§ **EXERCISE PROMPT**
Copy every line of the following data that includes the string "rate".

+ + + + + + +

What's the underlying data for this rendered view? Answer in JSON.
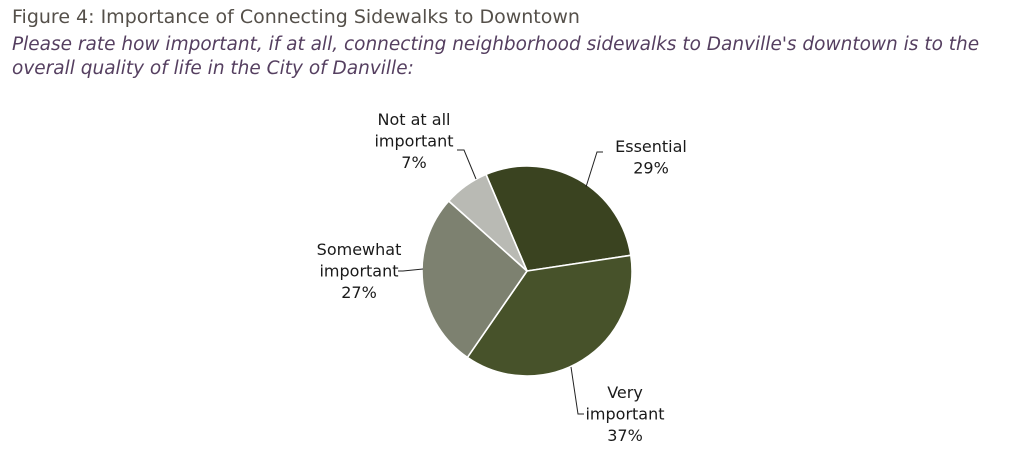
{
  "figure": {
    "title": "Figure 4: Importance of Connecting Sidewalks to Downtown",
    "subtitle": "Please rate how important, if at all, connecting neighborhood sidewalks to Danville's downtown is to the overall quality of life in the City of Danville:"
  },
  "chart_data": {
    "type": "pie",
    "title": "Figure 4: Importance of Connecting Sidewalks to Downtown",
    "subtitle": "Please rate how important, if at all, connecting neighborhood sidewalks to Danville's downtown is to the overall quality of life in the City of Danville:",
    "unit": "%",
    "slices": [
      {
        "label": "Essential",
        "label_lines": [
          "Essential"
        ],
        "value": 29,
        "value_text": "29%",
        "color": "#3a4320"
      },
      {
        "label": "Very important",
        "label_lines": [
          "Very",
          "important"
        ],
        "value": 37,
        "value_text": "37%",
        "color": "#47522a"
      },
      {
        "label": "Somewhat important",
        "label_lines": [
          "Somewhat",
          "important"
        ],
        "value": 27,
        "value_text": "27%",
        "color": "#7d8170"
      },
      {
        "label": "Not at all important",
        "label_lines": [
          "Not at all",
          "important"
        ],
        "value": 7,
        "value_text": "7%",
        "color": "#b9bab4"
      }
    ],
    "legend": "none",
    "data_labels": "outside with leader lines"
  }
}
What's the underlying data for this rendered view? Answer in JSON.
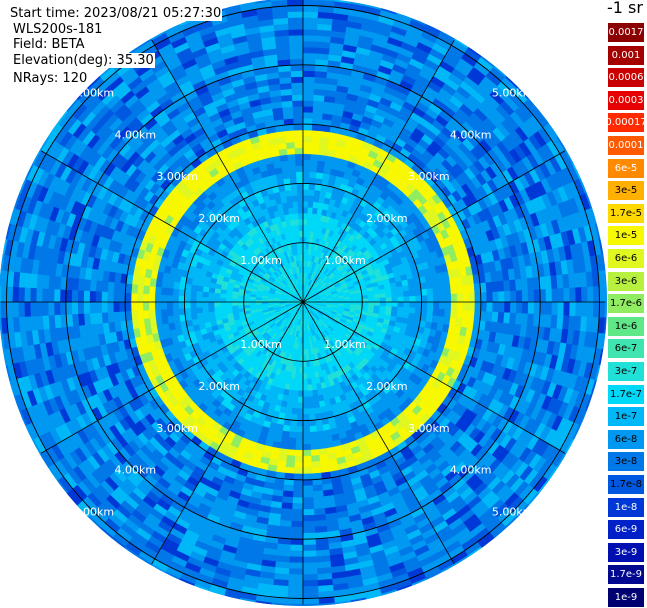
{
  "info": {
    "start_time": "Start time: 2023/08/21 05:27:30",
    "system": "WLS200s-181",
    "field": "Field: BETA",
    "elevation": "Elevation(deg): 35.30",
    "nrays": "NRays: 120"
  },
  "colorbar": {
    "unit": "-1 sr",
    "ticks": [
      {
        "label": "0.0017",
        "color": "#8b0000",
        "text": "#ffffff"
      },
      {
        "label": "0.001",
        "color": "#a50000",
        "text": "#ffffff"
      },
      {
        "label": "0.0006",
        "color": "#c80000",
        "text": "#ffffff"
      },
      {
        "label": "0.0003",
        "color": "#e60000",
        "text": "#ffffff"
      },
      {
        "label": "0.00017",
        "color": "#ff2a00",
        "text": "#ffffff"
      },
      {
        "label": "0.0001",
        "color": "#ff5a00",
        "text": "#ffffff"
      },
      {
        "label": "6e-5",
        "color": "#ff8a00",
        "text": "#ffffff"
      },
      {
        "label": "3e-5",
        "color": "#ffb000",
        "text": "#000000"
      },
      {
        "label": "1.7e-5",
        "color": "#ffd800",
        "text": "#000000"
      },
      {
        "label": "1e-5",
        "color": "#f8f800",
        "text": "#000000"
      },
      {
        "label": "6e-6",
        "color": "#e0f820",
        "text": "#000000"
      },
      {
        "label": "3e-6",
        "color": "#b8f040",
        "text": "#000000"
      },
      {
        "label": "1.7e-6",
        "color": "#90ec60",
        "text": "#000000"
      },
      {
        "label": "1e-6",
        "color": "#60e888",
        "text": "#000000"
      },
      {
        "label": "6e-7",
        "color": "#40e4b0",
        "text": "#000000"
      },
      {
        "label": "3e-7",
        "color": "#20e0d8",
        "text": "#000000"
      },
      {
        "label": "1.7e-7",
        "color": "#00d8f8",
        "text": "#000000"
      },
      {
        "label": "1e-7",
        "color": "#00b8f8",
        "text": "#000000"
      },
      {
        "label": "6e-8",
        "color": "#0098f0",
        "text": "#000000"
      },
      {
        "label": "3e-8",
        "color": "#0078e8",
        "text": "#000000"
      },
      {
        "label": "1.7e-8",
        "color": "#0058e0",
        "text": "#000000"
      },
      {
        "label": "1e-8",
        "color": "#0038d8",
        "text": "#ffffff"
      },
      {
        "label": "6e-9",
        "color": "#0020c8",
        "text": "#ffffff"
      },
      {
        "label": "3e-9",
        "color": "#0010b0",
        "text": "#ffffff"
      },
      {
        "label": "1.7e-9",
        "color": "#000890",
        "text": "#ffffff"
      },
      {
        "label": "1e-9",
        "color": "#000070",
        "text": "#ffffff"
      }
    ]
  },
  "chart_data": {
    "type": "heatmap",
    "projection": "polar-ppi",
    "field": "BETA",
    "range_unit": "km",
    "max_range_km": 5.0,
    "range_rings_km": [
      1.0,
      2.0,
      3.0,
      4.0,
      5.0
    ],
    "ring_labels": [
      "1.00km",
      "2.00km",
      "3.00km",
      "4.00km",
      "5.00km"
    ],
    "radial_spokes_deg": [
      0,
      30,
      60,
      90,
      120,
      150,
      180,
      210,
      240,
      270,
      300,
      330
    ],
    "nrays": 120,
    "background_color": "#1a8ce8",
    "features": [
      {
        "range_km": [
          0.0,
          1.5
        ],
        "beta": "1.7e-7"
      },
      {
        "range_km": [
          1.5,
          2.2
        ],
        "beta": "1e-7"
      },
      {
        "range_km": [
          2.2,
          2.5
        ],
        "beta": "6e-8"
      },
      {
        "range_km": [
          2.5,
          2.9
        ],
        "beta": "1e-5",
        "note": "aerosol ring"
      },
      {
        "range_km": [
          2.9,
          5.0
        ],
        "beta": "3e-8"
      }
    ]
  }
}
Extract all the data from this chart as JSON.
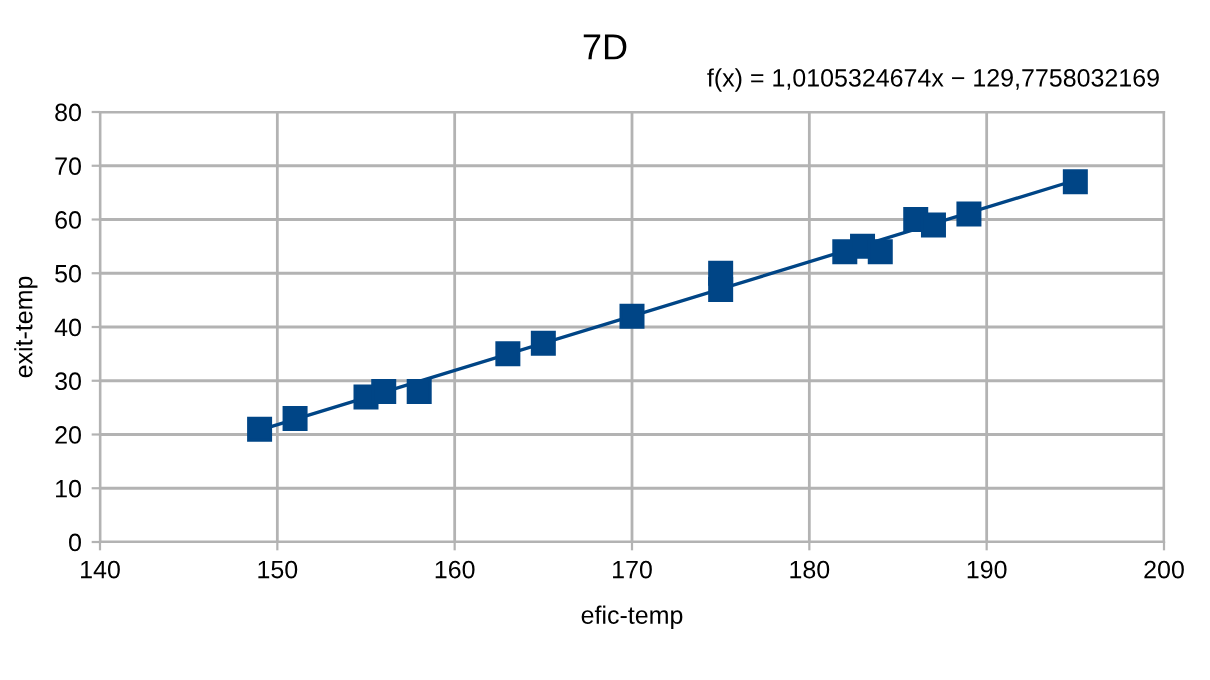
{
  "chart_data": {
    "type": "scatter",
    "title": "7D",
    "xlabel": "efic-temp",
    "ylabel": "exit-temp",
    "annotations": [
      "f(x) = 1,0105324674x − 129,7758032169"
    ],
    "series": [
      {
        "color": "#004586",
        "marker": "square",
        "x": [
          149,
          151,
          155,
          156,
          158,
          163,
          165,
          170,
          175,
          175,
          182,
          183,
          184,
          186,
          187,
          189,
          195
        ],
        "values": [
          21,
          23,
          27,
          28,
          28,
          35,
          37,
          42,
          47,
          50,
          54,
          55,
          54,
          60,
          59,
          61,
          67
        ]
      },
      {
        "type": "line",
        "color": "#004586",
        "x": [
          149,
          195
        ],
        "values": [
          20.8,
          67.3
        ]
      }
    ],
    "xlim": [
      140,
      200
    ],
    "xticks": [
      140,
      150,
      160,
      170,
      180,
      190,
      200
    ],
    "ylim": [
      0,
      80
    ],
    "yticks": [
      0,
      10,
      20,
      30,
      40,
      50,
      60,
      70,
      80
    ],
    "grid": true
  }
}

+ + + + + + +

§ **ANSWER BELOW**
    "subtitle": "Please rate how important, if at all, connecting neighborhood sidewalks to Danville's downtown is to the overall quality of life in the City of Danville:"
    "subtitle": "Please rate how important, if at all, connecting neighborhood sidewalks to Danville's downtown is to the overall quality of life in the City of Danville:",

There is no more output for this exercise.